=== SUPPLIED DATA ===

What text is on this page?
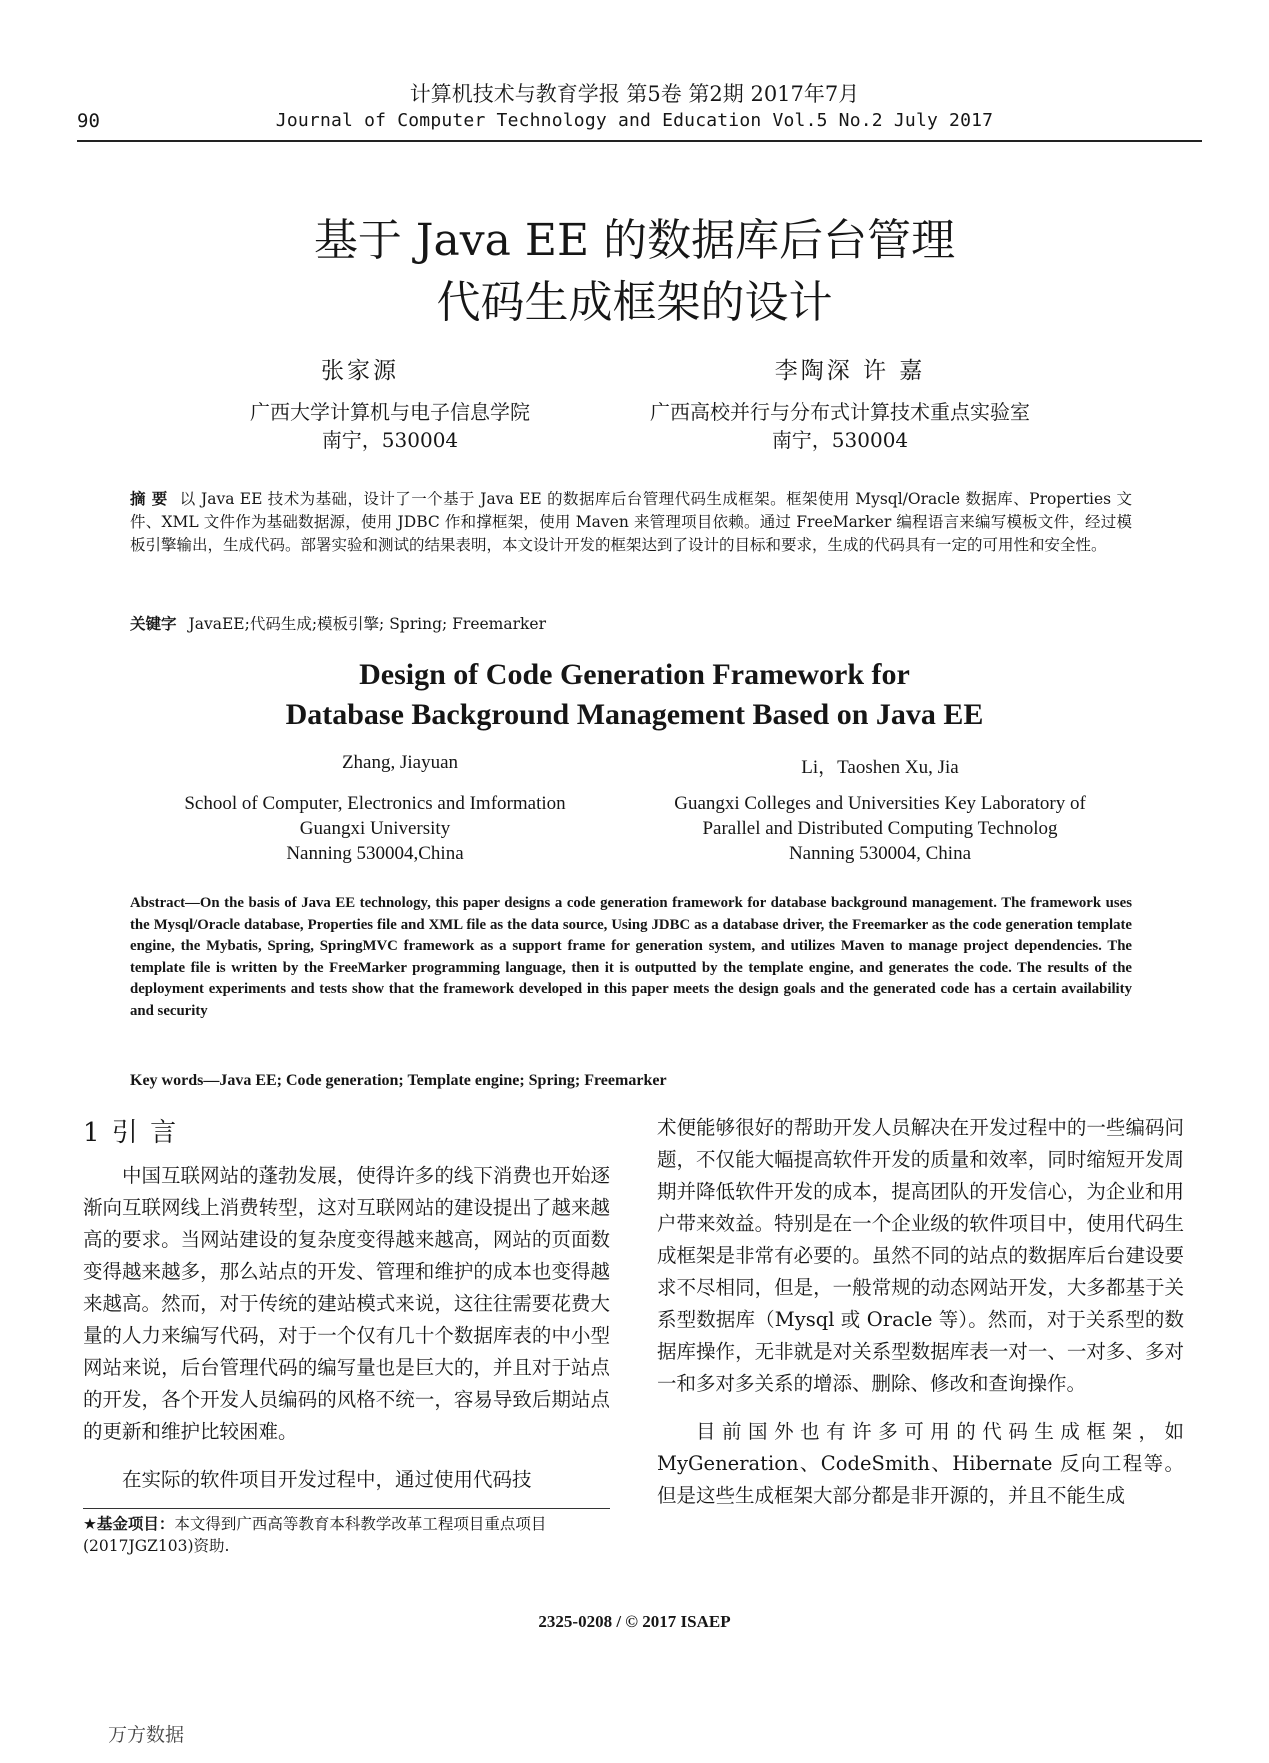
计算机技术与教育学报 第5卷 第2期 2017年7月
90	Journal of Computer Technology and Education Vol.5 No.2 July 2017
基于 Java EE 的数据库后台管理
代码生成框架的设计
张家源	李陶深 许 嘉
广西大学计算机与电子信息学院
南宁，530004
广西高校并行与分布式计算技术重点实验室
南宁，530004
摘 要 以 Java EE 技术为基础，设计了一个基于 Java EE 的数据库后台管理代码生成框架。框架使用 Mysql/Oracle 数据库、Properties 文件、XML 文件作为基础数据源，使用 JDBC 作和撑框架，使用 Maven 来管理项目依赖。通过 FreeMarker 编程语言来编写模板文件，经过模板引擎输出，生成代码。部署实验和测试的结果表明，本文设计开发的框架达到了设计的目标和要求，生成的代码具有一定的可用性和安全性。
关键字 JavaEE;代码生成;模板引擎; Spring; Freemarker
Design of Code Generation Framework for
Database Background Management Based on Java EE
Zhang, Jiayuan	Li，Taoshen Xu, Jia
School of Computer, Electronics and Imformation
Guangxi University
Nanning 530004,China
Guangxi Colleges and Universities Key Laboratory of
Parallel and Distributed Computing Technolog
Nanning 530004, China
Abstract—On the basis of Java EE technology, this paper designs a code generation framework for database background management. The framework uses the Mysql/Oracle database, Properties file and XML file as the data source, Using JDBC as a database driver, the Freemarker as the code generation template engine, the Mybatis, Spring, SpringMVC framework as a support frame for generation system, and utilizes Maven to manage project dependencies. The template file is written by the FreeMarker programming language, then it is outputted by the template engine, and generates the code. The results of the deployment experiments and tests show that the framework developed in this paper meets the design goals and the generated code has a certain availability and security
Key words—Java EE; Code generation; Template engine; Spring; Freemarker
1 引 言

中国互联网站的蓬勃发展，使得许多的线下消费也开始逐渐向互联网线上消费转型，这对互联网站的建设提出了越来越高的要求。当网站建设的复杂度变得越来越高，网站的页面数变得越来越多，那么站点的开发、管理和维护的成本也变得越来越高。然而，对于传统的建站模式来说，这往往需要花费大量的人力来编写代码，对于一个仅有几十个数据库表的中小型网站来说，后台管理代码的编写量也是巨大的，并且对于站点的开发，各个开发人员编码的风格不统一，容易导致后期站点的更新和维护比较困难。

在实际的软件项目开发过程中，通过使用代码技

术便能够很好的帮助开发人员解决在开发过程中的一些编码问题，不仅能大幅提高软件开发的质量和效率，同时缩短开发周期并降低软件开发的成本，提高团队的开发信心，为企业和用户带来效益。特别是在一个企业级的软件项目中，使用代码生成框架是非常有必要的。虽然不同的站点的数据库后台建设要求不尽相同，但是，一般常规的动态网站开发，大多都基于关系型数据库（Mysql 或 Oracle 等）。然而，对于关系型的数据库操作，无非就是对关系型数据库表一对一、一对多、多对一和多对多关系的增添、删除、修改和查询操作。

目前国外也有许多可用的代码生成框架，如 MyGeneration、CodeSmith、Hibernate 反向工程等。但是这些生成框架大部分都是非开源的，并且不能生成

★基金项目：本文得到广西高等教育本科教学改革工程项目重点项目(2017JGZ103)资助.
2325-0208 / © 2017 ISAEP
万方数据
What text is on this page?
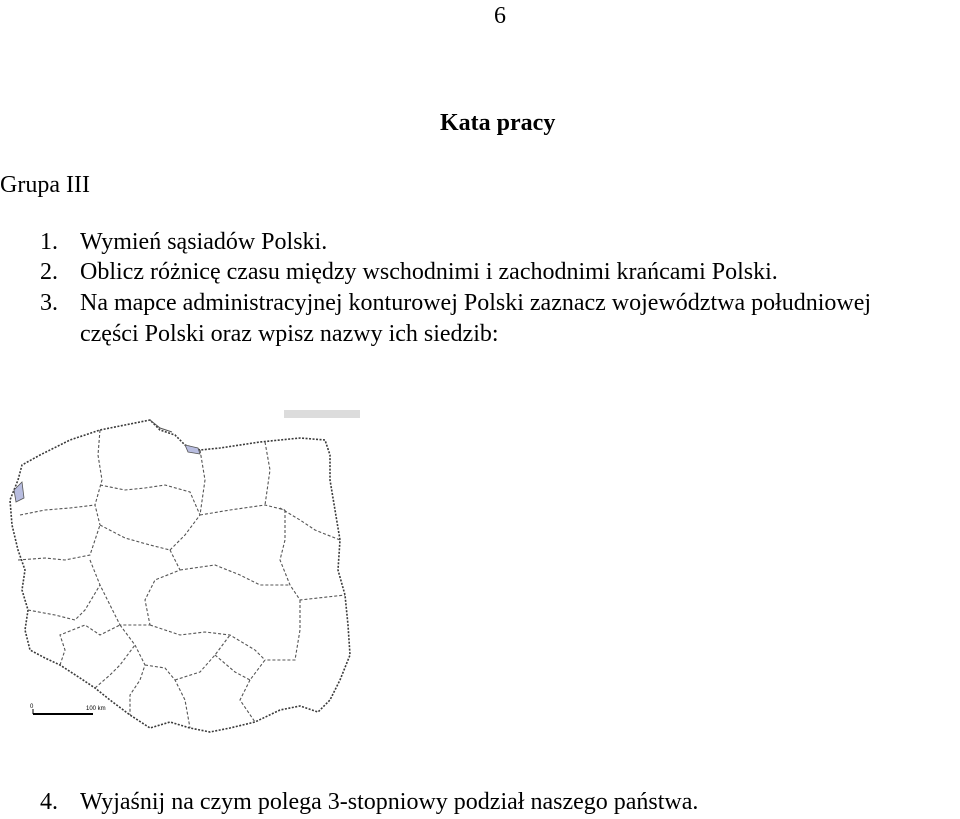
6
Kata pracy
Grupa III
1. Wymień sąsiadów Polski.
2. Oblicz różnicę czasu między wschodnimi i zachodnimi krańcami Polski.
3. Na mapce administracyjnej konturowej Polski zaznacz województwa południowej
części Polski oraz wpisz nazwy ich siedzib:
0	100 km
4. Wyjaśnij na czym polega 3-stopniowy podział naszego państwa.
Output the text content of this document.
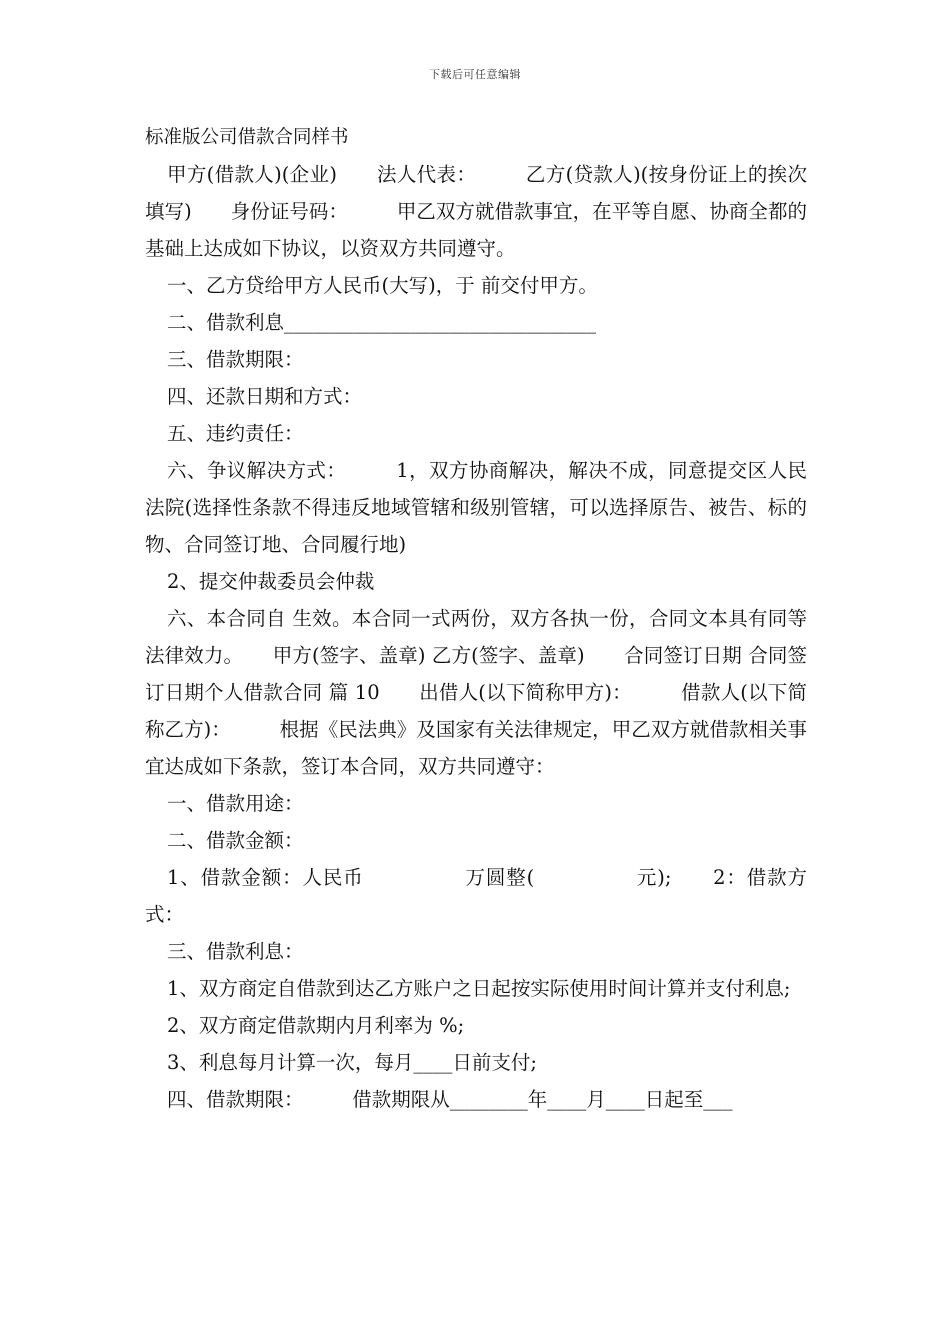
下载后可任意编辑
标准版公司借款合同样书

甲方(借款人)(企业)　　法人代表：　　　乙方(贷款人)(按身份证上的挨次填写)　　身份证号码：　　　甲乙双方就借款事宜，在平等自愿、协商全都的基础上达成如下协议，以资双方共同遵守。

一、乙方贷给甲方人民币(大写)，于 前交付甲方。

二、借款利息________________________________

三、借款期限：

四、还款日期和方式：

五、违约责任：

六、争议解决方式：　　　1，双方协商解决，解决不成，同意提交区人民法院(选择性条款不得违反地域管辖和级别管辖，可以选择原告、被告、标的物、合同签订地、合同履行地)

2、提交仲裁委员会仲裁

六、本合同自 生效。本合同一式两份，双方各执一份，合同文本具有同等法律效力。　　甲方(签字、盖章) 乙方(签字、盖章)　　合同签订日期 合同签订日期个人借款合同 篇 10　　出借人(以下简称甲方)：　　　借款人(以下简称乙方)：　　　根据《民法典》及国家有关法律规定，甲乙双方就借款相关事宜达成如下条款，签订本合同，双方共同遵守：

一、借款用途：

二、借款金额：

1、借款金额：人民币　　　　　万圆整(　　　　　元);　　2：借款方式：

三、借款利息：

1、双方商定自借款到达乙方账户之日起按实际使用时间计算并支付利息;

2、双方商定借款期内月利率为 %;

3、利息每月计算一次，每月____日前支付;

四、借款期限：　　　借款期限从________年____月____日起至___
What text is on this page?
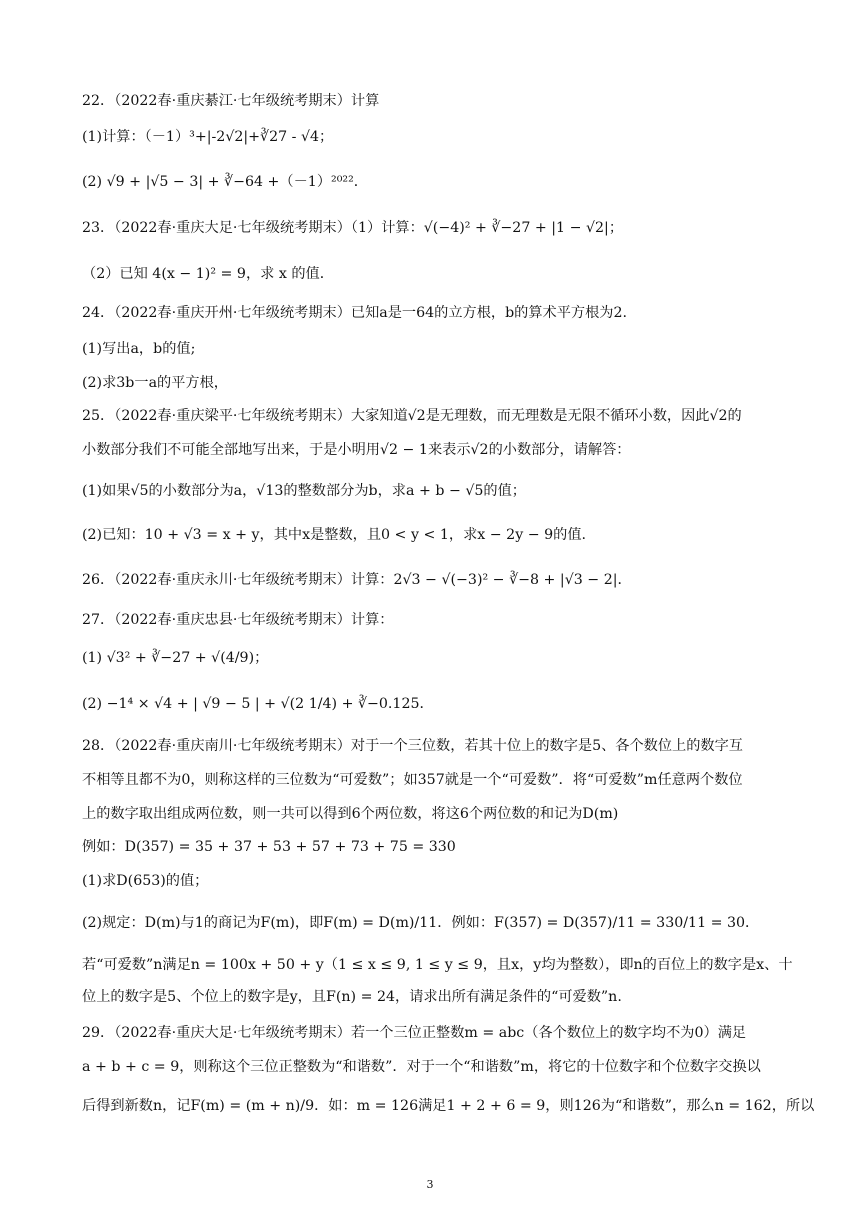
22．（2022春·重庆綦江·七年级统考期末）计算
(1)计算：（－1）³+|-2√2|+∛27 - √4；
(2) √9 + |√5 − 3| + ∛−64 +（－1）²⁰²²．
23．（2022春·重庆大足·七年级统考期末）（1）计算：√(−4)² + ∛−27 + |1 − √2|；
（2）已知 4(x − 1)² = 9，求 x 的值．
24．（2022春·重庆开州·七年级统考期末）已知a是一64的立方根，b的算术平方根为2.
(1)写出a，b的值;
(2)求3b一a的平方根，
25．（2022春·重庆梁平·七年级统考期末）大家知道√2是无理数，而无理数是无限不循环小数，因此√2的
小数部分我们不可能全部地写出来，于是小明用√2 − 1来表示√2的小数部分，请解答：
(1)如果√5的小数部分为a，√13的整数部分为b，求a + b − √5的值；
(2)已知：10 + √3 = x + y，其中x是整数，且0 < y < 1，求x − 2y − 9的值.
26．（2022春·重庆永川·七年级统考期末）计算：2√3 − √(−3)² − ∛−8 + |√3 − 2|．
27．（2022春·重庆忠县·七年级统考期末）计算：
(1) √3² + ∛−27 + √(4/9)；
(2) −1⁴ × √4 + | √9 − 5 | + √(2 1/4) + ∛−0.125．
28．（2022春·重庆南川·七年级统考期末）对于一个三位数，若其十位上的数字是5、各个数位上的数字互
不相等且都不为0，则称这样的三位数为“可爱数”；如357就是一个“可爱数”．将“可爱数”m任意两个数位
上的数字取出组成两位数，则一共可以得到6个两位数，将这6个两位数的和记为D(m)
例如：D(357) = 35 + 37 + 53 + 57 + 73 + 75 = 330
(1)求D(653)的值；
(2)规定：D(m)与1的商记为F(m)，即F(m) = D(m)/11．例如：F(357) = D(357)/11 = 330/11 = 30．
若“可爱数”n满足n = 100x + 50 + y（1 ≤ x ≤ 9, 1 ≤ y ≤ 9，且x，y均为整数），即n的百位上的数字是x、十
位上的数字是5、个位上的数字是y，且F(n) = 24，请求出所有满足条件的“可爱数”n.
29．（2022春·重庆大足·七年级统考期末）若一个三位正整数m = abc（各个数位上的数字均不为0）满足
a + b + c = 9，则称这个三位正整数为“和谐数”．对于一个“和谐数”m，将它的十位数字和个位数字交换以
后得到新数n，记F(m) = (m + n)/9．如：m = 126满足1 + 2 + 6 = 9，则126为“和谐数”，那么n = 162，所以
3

===

**WRITTEN INSTRUCTION:**
Return all lines of the material above in which the word "重庆大足" occurs.

**ANSWER TO THIS PROBLEM:**
23．（2022春·重庆大足·七年级统考期末）（1）计算：√(−4)² + ∛−27 + |1 − √2|；
29．（2022春·重庆大足·七年级统考期末）若一个三位正整数m = abc（各个数位上的数字均不为0）满足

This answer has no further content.